▶ **Data records**
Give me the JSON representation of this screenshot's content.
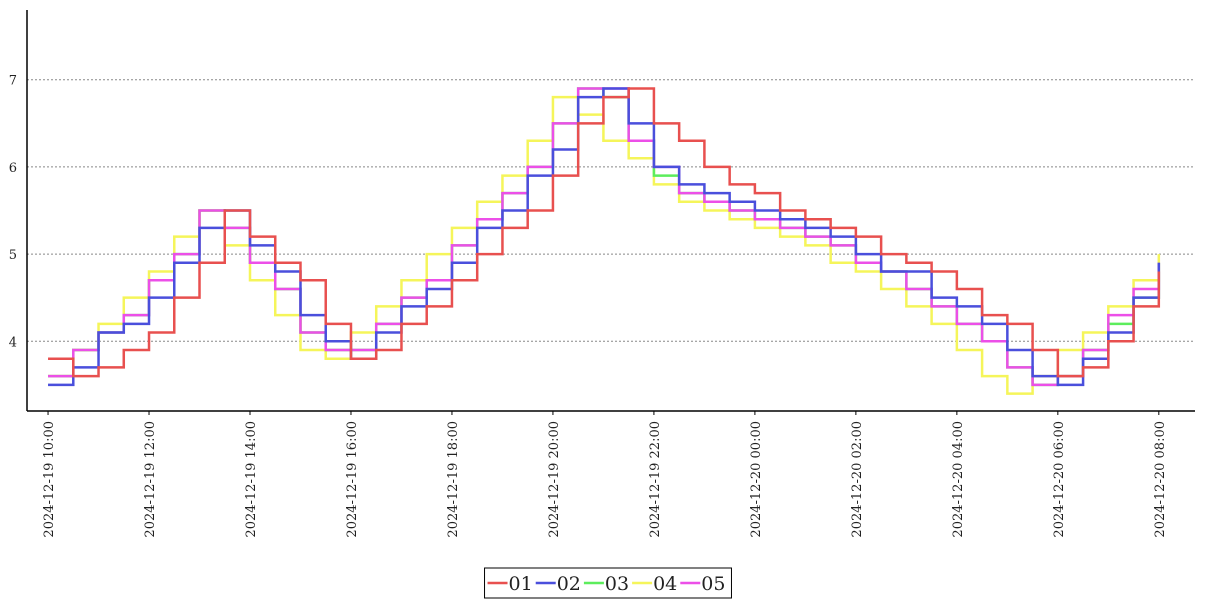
{
  "chart_data": {
    "type": "step-line",
    "x": [
      "2024-12-19 10:00",
      "2024-12-19 10:30",
      "2024-12-19 11:00",
      "2024-12-19 11:30",
      "2024-12-19 12:00",
      "2024-12-19 12:30",
      "2024-12-19 13:00",
      "2024-12-19 13:30",
      "2024-12-19 14:00",
      "2024-12-19 14:30",
      "2024-12-19 15:00",
      "2024-12-19 15:30",
      "2024-12-19 16:00",
      "2024-12-19 16:30",
      "2024-12-19 17:00",
      "2024-12-19 17:30",
      "2024-12-19 18:00",
      "2024-12-19 18:30",
      "2024-12-19 19:00",
      "2024-12-19 19:30",
      "2024-12-19 20:00",
      "2024-12-19 20:30",
      "2024-12-19 21:00",
      "2024-12-19 21:30",
      "2024-12-19 22:00",
      "2024-12-19 22:30",
      "2024-12-19 23:00",
      "2024-12-19 23:30",
      "2024-12-20 00:00",
      "2024-12-20 00:30",
      "2024-12-20 01:00",
      "2024-12-20 01:30",
      "2024-12-20 02:00",
      "2024-12-20 02:30",
      "2024-12-20 03:00",
      "2024-12-20 03:30",
      "2024-12-20 04:00",
      "2024-12-20 04:30",
      "2024-12-20 05:00",
      "2024-12-20 05:30",
      "2024-12-20 06:00",
      "2024-12-20 06:30",
      "2024-12-20 07:00",
      "2024-12-20 07:30",
      "2024-12-20 08:00"
    ],
    "series": [
      {
        "name": "01",
        "color": "#e8504f",
        "values": [
          3.8,
          3.6,
          3.7,
          3.9,
          4.1,
          4.5,
          4.9,
          5.5,
          5.2,
          4.9,
          4.7,
          4.2,
          3.8,
          3.9,
          4.2,
          4.4,
          4.7,
          5.0,
          5.3,
          5.5,
          5.9,
          6.5,
          6.8,
          6.9,
          6.5,
          6.3,
          6.0,
          5.8,
          5.7,
          5.5,
          5.4,
          5.3,
          5.2,
          5.0,
          4.9,
          4.8,
          4.6,
          4.3,
          4.2,
          3.9,
          3.6,
          3.7,
          4.0,
          4.4,
          4.8
        ]
      },
      {
        "name": "02",
        "color": "#4a4fdc",
        "values": [
          3.5,
          3.7,
          4.1,
          4.2,
          4.5,
          4.9,
          5.3,
          5.5,
          5.1,
          4.8,
          4.3,
          4.0,
          3.8,
          4.1,
          4.4,
          4.6,
          4.9,
          5.3,
          5.5,
          5.9,
          6.2,
          6.8,
          6.9,
          6.5,
          6.0,
          5.8,
          5.7,
          5.6,
          5.5,
          5.4,
          5.3,
          5.2,
          5.0,
          4.8,
          4.8,
          4.5,
          4.4,
          4.2,
          3.9,
          3.6,
          3.5,
          3.8,
          4.1,
          4.5,
          4.9
        ]
      },
      {
        "name": "03",
        "color": "#5ced5c",
        "values": [
          3.6,
          3.9,
          4.1,
          4.3,
          4.7,
          5.0,
          5.5,
          5.3,
          4.9,
          4.6,
          4.1,
          3.9,
          3.9,
          4.2,
          4.5,
          4.7,
          5.1,
          5.4,
          5.7,
          6.0,
          6.5,
          6.9,
          6.8,
          6.3,
          5.9,
          5.7,
          5.6,
          5.5,
          5.4,
          5.3,
          5.2,
          5.1,
          4.9,
          4.8,
          4.6,
          4.4,
          4.2,
          4.0,
          3.7,
          3.5,
          3.6,
          3.9,
          4.2,
          4.5,
          4.9
        ]
      },
      {
        "name": "04",
        "color": "#f5f55a",
        "values": [
          3.6,
          3.9,
          4.2,
          4.5,
          4.8,
          5.2,
          5.5,
          5.1,
          4.7,
          4.3,
          3.9,
          3.8,
          4.1,
          4.4,
          4.7,
          5.0,
          5.3,
          5.6,
          5.9,
          6.3,
          6.8,
          6.6,
          6.3,
          6.1,
          5.8,
          5.6,
          5.5,
          5.4,
          5.3,
          5.2,
          5.1,
          4.9,
          4.8,
          4.6,
          4.4,
          4.2,
          3.9,
          3.6,
          3.4,
          3.6,
          3.9,
          4.1,
          4.4,
          4.7,
          5.0
        ]
      },
      {
        "name": "05",
        "color": "#ec4fe8",
        "values": [
          3.6,
          3.9,
          4.1,
          4.3,
          4.7,
          5.0,
          5.5,
          5.3,
          4.9,
          4.6,
          4.1,
          3.9,
          3.9,
          4.2,
          4.5,
          4.7,
          5.1,
          5.4,
          5.7,
          6.0,
          6.5,
          6.9,
          6.9,
          6.3,
          6.0,
          5.7,
          5.6,
          5.5,
          5.4,
          5.3,
          5.2,
          5.1,
          4.9,
          4.8,
          4.6,
          4.4,
          4.2,
          4.0,
          3.7,
          3.5,
          3.6,
          3.9,
          4.3,
          4.6,
          4.9
        ]
      }
    ],
    "xlim": [
      "2024-12-19 09:35",
      "2024-12-20 08:43"
    ],
    "xticks": [
      "2024-12-19 10:00",
      "2024-12-19 12:00",
      "2024-12-19 14:00",
      "2024-12-19 16:00",
      "2024-12-19 18:00",
      "2024-12-19 20:00",
      "2024-12-19 22:00",
      "2024-12-20 00:00",
      "2024-12-20 02:00",
      "2024-12-20 04:00",
      "2024-12-20 06:00",
      "2024-12-20 08:00"
    ],
    "ylim": [
      3.2,
      7.8
    ],
    "yticks": [
      4,
      5,
      6,
      7
    ],
    "grid": true,
    "legend": "bottom"
  }
}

▶ **Job**
Using the entries above, return each line in which the word "name" occurs.

▶ **Solution to the exercise**
        "name": "01",
        "name": "02",
        "name": "03",
        "name": "04",
        "name": "05",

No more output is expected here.